#### EXERCISE MATERIAL
•••

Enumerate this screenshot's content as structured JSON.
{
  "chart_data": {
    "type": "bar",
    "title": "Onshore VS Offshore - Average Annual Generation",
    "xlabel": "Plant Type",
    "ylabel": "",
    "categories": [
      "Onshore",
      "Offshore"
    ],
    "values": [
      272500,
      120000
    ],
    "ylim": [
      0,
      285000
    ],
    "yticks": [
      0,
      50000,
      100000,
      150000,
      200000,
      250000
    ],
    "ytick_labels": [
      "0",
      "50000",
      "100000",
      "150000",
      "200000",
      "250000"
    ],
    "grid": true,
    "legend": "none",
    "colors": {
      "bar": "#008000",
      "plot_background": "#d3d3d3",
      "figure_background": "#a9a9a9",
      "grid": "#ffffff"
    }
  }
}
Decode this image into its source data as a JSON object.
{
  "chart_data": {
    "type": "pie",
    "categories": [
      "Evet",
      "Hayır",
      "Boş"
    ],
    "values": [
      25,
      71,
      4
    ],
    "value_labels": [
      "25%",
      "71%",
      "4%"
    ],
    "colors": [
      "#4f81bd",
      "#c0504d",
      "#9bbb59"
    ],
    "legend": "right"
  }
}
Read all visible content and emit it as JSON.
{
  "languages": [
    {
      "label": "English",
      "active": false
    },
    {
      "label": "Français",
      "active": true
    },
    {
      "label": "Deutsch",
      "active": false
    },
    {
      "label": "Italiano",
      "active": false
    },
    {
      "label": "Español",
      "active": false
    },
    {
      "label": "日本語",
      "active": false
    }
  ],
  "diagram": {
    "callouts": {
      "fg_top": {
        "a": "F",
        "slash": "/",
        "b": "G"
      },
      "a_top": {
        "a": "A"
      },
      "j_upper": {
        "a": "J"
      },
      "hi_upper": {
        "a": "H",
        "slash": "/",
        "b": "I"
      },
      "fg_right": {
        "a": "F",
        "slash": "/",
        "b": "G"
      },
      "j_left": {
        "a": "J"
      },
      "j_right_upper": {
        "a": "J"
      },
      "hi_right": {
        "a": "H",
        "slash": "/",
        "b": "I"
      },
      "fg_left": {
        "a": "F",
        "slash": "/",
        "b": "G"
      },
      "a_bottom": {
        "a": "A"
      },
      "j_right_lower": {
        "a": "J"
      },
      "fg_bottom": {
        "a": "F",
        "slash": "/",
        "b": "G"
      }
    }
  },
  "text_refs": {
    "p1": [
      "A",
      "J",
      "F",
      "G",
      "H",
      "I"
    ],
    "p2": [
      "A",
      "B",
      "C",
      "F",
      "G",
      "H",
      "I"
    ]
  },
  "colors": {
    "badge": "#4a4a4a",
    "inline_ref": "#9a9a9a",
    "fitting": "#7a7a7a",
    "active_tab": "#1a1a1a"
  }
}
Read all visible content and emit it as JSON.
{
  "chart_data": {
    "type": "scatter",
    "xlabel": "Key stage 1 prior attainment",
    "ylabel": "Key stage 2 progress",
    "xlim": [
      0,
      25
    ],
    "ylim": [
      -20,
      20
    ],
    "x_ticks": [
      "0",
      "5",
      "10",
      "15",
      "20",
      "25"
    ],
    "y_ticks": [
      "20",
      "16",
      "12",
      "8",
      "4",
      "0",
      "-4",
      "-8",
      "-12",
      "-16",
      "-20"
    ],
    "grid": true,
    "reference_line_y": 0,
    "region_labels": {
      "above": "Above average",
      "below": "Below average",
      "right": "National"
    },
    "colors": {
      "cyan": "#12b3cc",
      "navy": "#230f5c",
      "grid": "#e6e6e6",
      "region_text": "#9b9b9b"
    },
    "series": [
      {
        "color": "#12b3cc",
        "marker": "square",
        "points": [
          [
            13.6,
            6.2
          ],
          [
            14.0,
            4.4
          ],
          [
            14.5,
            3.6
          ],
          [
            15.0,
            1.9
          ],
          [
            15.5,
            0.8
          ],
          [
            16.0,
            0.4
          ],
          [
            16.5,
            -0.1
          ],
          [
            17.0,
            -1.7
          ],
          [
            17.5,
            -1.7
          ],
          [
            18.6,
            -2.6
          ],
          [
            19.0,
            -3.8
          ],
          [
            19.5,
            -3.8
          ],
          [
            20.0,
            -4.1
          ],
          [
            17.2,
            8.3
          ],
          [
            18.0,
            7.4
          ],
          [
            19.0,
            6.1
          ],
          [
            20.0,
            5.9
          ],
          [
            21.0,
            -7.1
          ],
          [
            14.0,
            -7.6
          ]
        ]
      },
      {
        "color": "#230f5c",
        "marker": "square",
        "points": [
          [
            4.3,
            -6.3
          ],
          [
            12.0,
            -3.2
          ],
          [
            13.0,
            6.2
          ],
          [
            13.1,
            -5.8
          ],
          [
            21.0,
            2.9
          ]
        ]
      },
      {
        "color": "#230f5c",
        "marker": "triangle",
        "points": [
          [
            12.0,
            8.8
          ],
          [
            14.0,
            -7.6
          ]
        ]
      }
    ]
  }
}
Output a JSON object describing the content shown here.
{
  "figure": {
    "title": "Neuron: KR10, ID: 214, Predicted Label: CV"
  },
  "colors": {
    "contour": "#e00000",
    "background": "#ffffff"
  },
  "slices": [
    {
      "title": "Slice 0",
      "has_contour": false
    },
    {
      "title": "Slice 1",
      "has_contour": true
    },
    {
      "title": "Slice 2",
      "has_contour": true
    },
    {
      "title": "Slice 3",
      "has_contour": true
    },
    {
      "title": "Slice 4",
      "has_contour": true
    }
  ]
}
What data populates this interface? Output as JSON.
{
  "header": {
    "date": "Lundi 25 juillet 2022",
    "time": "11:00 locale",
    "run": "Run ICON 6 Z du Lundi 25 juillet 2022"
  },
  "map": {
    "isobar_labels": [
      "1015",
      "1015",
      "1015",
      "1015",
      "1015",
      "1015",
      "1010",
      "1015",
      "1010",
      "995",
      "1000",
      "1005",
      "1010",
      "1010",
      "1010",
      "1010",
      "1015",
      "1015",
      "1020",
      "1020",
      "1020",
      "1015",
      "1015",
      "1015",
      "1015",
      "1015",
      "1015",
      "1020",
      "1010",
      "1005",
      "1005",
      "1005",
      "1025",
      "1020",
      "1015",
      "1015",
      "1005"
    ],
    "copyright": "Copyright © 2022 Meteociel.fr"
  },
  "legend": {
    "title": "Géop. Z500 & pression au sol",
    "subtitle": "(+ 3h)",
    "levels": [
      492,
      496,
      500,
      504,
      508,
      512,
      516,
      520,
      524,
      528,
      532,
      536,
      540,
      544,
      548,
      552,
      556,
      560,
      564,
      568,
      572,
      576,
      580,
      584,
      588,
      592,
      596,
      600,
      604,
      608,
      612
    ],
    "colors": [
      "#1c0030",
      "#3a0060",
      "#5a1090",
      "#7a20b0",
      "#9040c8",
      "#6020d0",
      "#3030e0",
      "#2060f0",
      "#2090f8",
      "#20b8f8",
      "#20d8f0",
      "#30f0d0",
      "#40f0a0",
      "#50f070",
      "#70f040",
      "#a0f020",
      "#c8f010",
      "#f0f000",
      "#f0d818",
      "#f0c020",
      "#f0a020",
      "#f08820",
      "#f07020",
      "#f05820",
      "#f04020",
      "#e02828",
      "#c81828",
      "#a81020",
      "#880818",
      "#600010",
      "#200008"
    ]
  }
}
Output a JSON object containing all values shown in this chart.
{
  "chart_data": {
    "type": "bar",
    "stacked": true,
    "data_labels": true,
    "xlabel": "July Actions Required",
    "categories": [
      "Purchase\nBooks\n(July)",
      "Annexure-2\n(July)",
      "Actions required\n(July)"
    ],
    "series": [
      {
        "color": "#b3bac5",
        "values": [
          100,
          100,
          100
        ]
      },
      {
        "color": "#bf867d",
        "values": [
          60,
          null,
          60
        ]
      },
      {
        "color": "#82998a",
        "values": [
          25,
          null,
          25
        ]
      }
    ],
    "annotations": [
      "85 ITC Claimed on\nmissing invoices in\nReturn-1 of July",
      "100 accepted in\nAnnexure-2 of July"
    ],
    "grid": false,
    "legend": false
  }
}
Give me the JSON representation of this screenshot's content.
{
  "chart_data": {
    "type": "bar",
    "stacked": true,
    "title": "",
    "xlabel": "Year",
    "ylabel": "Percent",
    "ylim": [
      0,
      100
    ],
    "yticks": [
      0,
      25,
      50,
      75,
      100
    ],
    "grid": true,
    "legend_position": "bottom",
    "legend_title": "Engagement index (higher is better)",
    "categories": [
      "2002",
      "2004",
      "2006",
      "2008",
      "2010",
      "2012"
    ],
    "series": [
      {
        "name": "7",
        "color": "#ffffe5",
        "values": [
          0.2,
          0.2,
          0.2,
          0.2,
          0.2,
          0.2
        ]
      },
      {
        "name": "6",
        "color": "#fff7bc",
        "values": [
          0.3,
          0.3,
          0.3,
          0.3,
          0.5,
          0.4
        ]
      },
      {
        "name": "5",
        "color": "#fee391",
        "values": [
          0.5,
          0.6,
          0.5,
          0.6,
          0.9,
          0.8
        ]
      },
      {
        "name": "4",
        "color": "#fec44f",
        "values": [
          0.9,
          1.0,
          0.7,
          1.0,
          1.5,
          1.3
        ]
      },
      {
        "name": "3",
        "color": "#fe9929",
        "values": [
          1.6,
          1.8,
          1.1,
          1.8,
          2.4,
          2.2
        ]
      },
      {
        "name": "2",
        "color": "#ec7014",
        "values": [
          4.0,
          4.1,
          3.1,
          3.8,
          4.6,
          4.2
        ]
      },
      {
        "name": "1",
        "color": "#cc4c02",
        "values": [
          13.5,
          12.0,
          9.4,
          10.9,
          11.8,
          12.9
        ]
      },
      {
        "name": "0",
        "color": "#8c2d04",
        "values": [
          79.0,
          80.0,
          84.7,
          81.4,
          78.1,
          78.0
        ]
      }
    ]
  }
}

•••

#### GIVEN INSTRUCTION
Set out every line from the material that contains the string "July".

#### SOLVED EXERCISE
    "xlabel": "July Actions Required",
      "Purchase\nBooks\n(July)",
      "Annexure-2\n(July)",
      "Actions required\n(July)"
      "85 ITC Claimed on\nmissing invoices in\nReturn-1 of July",
      "100 accepted in\nAnnexure-2 of July"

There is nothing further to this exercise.